:: The task ::
In the listing below, locate the lines that hold the string "TotalBulletsCategory". Copy those lines.

Extracted records
⁂
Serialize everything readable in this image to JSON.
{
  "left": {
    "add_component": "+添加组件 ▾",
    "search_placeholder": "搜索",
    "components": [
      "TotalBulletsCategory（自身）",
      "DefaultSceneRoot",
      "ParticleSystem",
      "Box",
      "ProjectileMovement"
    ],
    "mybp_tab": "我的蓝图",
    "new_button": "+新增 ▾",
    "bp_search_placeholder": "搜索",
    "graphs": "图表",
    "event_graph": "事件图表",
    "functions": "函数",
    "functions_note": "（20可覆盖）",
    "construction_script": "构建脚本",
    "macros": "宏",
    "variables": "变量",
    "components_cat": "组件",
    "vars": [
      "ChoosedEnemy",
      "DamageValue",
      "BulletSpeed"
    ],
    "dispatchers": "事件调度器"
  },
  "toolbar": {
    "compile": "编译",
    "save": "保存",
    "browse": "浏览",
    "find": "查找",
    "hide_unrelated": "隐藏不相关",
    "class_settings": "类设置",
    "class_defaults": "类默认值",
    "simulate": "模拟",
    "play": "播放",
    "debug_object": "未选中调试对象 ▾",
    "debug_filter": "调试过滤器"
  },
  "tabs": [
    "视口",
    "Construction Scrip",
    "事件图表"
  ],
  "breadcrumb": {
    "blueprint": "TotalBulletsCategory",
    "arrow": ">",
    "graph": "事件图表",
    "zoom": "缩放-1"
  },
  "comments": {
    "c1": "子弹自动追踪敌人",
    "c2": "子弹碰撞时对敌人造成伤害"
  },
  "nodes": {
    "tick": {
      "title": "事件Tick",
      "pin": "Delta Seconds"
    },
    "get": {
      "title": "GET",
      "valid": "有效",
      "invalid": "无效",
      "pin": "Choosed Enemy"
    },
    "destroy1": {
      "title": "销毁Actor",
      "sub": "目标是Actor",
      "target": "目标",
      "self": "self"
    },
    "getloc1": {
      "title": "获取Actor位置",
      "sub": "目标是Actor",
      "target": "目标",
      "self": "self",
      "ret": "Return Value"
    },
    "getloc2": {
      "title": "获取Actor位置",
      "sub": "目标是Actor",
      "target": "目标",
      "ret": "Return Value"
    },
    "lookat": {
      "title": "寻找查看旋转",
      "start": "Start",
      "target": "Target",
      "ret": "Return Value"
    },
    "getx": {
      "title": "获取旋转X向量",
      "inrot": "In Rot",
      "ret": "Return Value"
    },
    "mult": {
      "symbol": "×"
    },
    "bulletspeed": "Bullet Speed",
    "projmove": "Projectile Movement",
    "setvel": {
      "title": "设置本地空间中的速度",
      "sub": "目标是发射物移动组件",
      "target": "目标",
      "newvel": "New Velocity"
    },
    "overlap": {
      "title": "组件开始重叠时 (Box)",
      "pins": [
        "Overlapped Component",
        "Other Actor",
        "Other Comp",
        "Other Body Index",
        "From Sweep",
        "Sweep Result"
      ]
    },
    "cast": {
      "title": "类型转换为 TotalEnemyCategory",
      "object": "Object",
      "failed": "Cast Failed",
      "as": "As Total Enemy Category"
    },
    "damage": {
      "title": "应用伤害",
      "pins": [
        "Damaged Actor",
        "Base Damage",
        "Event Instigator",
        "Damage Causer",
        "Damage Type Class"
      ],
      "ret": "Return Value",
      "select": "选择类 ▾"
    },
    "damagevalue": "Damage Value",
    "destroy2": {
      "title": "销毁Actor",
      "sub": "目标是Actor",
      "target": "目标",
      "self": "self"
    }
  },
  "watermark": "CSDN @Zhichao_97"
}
⁂
:: Complete response ::
      "TotalBulletsCategory（自身）",
    "blueprint": "TotalBulletsCategory",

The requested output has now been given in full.